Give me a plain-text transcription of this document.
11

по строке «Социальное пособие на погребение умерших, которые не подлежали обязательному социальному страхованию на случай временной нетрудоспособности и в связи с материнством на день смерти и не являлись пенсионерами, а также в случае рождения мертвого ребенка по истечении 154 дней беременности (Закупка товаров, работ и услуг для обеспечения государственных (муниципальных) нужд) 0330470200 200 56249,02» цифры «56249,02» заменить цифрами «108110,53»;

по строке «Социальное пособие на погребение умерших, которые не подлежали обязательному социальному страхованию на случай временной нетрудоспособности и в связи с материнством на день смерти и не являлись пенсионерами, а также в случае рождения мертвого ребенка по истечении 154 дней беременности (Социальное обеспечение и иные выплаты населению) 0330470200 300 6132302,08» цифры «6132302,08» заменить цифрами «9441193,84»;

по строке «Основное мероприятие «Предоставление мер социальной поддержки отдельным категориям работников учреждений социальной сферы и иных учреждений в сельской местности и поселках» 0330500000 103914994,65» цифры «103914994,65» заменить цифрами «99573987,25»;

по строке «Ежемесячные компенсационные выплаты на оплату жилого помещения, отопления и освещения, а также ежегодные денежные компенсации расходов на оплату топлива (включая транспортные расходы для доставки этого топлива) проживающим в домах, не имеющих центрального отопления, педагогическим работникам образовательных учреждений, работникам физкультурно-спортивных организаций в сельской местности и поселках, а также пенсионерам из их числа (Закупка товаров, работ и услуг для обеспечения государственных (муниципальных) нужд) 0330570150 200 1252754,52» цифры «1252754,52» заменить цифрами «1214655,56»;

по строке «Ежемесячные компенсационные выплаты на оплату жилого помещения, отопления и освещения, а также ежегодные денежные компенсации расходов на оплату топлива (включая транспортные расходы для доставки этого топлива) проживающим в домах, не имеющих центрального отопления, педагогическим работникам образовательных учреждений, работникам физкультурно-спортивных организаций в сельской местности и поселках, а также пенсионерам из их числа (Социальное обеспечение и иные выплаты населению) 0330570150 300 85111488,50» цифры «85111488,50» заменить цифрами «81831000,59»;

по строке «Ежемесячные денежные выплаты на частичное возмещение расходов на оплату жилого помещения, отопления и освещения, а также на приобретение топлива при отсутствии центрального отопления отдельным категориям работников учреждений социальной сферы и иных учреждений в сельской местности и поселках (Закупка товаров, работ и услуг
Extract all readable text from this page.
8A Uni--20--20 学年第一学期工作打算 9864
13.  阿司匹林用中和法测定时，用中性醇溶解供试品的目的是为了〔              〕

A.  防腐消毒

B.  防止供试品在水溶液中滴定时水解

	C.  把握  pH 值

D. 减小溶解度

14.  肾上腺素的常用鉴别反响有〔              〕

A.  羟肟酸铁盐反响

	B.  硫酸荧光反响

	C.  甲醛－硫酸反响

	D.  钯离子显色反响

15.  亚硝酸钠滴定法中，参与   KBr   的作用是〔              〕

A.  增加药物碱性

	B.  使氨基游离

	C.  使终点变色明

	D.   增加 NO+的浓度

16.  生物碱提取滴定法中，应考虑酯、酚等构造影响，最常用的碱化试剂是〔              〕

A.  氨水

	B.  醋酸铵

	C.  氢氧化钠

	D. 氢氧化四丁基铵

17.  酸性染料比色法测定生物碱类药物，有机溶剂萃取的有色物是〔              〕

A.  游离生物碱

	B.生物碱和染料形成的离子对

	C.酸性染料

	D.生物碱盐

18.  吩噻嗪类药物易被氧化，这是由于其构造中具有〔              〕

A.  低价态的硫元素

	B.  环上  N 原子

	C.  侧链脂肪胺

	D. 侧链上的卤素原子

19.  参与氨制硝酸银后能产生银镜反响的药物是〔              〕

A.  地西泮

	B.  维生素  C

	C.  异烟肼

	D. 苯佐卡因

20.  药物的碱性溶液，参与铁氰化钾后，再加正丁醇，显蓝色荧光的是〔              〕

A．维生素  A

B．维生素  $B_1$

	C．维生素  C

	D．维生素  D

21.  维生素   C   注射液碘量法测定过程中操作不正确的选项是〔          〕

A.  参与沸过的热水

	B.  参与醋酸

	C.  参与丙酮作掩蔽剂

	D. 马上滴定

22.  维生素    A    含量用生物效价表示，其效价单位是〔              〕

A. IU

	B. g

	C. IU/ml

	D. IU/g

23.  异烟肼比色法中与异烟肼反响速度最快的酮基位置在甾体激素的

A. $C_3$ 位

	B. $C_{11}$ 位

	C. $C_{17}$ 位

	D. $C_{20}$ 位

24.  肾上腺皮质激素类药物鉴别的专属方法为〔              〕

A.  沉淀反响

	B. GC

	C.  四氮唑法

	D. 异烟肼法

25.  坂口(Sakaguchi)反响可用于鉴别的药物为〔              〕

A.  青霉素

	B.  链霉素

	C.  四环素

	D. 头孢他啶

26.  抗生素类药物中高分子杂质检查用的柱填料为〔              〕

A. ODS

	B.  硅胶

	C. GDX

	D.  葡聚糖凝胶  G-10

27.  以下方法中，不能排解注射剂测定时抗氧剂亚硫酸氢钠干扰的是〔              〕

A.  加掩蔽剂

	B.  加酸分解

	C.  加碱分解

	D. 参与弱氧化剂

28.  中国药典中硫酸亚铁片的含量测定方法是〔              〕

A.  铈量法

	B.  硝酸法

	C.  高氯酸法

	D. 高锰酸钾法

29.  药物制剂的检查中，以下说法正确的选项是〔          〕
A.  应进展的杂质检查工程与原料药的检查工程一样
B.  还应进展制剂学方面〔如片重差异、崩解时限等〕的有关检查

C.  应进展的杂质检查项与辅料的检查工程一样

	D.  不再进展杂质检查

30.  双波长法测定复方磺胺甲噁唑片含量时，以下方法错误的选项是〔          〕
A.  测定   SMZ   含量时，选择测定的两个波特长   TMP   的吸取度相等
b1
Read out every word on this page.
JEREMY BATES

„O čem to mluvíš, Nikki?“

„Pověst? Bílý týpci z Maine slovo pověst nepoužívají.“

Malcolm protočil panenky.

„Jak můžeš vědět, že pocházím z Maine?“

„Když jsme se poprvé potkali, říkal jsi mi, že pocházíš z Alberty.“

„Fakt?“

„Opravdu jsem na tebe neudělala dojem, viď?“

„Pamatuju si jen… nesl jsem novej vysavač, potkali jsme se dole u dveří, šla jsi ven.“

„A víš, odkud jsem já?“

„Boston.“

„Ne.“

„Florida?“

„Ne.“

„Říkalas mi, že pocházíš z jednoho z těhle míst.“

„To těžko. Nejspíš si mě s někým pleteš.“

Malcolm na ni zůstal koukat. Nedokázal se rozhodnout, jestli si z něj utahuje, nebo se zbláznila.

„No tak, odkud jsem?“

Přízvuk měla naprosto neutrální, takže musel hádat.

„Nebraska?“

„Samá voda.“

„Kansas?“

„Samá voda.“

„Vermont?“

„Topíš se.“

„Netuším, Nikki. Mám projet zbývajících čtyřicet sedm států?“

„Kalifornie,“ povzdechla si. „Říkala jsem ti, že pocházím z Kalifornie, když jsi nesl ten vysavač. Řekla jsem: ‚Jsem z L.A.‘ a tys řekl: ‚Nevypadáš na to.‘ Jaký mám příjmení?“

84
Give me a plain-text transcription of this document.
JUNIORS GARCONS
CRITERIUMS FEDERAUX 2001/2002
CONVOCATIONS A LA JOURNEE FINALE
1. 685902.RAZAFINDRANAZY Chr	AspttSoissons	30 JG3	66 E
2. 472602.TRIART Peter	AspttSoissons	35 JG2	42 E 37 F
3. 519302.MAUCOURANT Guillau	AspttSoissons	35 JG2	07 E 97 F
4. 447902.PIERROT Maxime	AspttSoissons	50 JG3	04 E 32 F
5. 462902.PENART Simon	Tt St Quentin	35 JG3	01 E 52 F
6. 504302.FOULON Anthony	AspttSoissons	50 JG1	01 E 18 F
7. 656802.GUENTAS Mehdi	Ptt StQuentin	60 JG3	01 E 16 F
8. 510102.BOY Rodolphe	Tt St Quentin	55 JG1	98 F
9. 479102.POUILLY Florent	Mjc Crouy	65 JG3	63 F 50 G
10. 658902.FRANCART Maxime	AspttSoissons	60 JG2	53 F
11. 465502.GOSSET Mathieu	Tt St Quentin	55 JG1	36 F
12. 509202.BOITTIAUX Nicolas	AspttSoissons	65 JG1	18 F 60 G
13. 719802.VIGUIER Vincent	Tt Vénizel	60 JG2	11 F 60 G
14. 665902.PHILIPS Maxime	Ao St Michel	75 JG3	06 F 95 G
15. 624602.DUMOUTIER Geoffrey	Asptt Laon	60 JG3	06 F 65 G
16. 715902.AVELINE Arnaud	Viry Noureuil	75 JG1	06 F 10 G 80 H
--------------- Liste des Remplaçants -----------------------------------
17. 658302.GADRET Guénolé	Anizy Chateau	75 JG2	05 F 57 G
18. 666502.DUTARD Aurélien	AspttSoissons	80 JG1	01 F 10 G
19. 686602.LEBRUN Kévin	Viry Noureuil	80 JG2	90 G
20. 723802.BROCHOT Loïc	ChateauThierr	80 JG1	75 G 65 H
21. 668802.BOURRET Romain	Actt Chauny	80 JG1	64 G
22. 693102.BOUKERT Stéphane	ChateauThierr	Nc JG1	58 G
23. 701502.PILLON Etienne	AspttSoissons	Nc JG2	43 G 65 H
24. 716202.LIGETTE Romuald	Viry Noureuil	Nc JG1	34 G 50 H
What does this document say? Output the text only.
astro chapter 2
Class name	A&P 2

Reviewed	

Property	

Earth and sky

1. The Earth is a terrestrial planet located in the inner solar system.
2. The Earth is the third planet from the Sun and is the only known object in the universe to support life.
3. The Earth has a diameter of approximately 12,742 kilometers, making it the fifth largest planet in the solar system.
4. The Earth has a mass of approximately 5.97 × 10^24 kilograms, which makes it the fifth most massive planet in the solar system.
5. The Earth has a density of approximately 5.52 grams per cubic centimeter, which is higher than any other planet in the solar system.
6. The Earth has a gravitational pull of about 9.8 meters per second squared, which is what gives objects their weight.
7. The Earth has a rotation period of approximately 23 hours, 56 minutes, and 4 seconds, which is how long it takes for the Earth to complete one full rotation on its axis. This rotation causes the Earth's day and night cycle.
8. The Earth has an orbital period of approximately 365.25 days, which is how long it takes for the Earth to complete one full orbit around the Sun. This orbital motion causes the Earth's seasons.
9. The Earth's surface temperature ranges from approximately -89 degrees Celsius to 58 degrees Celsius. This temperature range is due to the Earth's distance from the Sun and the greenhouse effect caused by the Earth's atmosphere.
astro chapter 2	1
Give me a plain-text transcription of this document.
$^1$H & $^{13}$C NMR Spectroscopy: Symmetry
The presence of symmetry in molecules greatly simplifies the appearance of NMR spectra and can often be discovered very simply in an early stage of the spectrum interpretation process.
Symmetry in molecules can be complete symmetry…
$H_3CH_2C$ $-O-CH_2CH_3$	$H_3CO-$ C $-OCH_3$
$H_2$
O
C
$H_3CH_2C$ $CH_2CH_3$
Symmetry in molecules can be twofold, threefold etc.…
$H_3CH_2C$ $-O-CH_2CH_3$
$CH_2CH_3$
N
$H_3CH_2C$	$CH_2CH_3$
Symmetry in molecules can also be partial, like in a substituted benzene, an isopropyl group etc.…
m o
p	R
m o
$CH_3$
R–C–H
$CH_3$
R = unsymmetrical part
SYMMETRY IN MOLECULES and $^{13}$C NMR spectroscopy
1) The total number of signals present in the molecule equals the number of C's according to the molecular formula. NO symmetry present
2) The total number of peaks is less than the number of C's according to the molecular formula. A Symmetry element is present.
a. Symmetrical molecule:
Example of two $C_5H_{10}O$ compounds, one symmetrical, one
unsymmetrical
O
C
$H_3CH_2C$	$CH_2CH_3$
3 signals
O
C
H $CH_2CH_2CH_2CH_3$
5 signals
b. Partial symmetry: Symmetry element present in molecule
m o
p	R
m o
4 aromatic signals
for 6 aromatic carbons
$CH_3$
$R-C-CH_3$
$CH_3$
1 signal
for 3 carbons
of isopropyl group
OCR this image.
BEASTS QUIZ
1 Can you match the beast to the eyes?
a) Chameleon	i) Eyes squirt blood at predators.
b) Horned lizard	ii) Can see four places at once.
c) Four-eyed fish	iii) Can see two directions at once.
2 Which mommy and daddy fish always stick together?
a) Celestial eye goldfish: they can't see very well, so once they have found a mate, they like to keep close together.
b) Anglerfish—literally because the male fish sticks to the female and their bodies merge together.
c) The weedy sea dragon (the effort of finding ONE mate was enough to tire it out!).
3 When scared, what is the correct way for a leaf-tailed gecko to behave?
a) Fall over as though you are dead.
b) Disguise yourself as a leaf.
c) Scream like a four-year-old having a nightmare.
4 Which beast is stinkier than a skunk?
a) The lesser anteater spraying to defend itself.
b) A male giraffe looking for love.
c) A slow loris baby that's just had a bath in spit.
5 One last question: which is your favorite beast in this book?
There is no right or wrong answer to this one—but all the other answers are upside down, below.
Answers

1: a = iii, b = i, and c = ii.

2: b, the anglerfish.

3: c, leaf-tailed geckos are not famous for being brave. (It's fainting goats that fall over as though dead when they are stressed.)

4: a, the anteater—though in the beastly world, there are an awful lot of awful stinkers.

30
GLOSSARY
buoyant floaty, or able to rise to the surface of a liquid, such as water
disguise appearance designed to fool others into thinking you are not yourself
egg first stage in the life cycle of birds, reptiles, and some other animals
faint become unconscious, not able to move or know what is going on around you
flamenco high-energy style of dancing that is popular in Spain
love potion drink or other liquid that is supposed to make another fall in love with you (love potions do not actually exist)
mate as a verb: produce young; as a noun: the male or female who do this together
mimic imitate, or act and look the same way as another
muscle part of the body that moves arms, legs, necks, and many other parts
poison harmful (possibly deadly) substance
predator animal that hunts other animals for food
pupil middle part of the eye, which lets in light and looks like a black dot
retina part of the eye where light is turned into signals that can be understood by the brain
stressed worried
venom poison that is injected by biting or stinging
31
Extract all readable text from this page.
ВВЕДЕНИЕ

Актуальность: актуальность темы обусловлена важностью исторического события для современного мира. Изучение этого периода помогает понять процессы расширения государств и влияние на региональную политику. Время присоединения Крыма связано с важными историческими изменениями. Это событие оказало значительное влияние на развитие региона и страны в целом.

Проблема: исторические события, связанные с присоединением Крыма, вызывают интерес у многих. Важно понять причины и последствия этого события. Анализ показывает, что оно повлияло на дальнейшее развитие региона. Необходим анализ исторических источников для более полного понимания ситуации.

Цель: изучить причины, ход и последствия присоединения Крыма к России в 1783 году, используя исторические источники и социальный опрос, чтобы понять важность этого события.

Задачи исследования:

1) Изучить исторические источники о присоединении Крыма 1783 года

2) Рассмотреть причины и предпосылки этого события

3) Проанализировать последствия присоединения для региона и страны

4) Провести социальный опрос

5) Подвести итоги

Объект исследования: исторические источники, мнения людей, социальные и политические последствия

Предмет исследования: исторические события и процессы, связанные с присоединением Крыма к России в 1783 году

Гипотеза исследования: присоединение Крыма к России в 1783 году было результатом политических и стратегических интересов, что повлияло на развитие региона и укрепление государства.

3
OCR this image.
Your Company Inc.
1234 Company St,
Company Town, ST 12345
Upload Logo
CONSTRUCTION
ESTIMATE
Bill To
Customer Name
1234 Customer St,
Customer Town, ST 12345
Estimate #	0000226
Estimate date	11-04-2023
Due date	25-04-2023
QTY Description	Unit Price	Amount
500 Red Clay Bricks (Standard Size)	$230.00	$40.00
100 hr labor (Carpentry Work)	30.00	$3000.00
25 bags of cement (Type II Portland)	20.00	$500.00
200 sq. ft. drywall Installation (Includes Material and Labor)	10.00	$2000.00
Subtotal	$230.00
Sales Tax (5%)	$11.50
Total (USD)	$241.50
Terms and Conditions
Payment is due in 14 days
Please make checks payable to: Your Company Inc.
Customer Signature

────

Task brief> List each line holding the string "vysavač".

Written reply>
„Pamatuju si jen… nesl jsem novej vysavač, potkali jsme se dole u dveří, šla jsi ven.“
„Kalifornie,“ povzdechla si. „Říkala jsem ti, že pocházím z Kalifornie, když jsi nesl ten vysavač. Řekla jsem: ‚Jsem z L.A.‘ a tys řekl: ‚Nevypadáš na to.‘ Jaký mám příjmení?“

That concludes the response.